What the task asks - Search the data for the word "waste" and copy every line where it occurs.

Records -
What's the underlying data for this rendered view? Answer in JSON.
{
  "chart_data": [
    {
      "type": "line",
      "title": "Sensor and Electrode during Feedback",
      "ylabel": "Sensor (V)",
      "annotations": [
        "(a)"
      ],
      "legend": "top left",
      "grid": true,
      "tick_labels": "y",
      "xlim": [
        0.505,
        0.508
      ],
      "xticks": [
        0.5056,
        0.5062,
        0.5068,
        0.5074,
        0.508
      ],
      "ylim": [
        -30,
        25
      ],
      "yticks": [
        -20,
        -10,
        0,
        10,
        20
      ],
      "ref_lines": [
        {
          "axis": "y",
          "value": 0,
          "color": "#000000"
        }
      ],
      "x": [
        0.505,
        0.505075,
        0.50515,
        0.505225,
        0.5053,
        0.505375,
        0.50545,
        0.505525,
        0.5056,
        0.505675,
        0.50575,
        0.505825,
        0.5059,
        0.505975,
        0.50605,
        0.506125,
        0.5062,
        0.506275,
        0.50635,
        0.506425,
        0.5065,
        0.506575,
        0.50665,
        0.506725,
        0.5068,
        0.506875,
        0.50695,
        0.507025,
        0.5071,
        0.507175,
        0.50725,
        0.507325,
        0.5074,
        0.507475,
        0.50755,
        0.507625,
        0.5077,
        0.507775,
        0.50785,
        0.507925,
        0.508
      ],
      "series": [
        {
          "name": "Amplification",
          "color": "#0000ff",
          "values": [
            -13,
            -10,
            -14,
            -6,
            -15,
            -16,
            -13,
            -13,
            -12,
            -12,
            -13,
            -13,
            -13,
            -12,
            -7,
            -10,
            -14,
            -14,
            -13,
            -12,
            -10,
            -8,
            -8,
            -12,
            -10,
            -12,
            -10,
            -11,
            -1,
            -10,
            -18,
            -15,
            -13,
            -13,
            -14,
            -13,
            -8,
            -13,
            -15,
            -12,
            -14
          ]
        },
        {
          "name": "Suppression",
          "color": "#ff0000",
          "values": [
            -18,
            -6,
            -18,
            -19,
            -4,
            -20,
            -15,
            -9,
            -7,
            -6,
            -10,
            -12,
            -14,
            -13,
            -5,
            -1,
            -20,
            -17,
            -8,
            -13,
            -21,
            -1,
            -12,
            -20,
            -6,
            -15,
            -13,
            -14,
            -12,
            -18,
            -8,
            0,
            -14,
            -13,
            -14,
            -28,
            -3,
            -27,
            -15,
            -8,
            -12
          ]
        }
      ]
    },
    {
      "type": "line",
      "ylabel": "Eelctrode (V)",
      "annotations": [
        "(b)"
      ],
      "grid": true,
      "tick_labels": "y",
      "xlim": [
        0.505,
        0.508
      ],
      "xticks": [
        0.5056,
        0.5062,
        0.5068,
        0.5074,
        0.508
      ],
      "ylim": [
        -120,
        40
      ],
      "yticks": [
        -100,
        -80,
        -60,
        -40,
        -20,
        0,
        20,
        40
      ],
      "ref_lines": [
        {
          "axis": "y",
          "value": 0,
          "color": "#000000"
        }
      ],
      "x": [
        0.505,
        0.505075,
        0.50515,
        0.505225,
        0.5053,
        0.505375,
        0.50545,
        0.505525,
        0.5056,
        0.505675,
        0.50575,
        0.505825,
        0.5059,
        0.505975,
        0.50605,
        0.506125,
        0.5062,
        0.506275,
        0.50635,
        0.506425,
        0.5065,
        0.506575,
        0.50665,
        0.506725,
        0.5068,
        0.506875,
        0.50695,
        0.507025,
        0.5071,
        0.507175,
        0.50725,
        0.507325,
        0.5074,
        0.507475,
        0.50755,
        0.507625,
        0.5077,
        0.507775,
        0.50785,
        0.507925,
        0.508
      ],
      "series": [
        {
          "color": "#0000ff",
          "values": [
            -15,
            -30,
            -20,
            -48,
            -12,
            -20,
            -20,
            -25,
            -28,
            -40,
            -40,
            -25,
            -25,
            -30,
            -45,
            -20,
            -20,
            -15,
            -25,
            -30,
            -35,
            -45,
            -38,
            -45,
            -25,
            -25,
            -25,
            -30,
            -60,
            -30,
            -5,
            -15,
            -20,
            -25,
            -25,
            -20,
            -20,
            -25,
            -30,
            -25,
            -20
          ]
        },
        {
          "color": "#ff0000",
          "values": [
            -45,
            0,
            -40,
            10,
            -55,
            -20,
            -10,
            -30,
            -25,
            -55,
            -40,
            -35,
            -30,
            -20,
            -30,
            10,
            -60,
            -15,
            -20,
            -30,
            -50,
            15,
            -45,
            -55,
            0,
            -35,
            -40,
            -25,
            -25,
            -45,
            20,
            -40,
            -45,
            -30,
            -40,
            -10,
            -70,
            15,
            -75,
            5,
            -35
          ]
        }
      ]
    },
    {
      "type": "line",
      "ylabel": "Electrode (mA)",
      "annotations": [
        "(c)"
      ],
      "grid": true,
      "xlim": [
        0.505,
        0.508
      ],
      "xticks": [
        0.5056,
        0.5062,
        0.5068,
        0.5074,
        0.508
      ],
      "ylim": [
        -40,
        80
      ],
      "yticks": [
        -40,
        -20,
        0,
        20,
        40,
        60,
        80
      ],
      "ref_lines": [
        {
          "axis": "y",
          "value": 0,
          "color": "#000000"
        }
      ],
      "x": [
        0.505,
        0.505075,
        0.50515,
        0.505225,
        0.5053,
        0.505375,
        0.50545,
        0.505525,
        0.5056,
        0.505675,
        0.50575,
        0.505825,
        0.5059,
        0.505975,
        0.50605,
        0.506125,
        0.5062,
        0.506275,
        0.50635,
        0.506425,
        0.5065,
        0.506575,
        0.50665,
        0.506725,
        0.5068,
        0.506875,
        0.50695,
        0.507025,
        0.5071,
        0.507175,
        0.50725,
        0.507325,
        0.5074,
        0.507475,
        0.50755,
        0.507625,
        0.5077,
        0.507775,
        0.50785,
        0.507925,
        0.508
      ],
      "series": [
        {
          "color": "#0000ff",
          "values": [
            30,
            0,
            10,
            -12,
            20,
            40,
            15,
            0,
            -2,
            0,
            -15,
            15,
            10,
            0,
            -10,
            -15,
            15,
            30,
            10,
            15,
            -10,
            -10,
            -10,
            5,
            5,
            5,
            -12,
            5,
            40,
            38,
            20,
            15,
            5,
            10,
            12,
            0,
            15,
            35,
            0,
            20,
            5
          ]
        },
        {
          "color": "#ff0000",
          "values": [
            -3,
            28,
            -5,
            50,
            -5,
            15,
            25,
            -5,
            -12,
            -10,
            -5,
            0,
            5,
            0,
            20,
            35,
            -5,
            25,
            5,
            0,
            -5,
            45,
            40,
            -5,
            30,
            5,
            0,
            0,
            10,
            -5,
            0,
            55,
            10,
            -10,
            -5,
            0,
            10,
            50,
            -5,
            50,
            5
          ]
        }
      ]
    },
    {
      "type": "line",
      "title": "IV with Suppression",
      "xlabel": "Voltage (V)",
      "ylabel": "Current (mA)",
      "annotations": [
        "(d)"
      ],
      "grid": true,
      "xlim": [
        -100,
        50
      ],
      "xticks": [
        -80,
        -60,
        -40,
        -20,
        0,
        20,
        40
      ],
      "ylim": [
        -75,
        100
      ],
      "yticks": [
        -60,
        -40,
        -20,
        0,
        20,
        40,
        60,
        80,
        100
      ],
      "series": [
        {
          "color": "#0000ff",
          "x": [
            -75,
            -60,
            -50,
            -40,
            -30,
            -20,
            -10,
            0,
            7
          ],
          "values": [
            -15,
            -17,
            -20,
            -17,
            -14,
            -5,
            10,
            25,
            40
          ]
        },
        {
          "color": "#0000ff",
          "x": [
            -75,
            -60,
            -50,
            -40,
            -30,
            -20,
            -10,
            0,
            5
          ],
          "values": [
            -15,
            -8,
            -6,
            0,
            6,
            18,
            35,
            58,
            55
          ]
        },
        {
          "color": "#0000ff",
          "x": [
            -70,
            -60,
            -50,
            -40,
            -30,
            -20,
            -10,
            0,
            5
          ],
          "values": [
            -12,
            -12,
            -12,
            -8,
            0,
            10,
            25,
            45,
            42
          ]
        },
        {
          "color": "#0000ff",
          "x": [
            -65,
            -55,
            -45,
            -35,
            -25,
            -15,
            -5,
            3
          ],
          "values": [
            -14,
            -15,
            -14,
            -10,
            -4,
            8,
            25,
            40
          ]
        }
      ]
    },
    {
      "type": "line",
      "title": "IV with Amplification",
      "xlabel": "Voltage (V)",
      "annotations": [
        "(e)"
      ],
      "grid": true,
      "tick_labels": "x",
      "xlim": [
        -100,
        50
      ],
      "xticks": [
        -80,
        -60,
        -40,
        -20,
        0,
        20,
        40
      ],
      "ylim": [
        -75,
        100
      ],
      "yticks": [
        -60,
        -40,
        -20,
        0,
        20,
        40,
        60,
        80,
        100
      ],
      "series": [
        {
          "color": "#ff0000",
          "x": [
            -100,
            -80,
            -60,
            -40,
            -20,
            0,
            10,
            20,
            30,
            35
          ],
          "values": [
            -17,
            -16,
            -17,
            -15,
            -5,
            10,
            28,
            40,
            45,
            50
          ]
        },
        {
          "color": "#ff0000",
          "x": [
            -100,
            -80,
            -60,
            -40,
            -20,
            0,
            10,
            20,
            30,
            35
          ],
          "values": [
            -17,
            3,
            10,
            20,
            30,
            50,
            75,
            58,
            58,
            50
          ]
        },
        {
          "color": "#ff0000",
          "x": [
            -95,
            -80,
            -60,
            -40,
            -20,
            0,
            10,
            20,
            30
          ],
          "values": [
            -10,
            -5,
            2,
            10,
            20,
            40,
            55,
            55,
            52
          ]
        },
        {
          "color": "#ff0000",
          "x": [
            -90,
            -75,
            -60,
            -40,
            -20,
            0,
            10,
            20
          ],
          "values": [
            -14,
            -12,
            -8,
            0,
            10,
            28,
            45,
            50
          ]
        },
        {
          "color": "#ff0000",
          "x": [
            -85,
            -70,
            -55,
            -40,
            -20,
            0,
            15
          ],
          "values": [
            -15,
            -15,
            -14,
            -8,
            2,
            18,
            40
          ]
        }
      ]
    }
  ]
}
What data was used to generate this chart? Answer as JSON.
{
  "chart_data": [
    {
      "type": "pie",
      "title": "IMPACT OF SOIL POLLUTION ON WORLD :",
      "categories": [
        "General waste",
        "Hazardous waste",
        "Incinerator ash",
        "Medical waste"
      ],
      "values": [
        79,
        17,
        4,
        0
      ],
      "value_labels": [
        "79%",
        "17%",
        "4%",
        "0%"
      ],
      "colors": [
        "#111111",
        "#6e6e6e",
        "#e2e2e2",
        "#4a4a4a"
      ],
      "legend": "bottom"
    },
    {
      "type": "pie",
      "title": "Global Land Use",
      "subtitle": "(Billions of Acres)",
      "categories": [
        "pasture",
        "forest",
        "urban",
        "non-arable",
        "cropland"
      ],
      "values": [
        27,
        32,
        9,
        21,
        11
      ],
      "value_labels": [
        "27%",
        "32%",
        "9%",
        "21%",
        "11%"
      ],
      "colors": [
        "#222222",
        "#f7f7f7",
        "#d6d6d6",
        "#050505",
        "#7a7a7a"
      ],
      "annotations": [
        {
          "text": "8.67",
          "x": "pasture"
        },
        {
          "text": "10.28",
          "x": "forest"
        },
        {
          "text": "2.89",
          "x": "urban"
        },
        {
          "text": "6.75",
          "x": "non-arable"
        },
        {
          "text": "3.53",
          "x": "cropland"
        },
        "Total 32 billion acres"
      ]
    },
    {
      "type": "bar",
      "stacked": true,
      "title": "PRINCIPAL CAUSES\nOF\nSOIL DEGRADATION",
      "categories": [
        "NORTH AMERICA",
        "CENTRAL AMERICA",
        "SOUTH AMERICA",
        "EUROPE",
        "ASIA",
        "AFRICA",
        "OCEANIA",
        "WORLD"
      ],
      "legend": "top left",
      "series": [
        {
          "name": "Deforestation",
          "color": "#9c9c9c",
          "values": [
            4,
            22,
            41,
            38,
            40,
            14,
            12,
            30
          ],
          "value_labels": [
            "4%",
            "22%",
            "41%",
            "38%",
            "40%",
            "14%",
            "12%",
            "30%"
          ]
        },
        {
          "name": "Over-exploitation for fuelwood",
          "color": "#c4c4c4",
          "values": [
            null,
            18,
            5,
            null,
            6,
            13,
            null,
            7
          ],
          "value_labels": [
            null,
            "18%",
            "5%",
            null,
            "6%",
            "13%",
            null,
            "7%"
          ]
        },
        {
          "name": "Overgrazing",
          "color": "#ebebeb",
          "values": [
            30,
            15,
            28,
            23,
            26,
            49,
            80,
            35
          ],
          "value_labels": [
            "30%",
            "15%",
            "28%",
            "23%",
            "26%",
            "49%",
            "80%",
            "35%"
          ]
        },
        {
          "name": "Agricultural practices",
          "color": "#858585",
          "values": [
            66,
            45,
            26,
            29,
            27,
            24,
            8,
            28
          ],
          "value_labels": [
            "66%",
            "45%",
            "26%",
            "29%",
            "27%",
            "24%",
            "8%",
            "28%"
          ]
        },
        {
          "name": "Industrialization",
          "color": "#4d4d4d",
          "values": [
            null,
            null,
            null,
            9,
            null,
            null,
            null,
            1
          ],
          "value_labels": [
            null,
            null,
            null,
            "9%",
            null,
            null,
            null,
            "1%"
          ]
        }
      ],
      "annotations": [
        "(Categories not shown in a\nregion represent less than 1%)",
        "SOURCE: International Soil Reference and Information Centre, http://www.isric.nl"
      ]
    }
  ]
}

Worked solution -
        "General waste",
        "Hazardous waste",
        "Medical waste"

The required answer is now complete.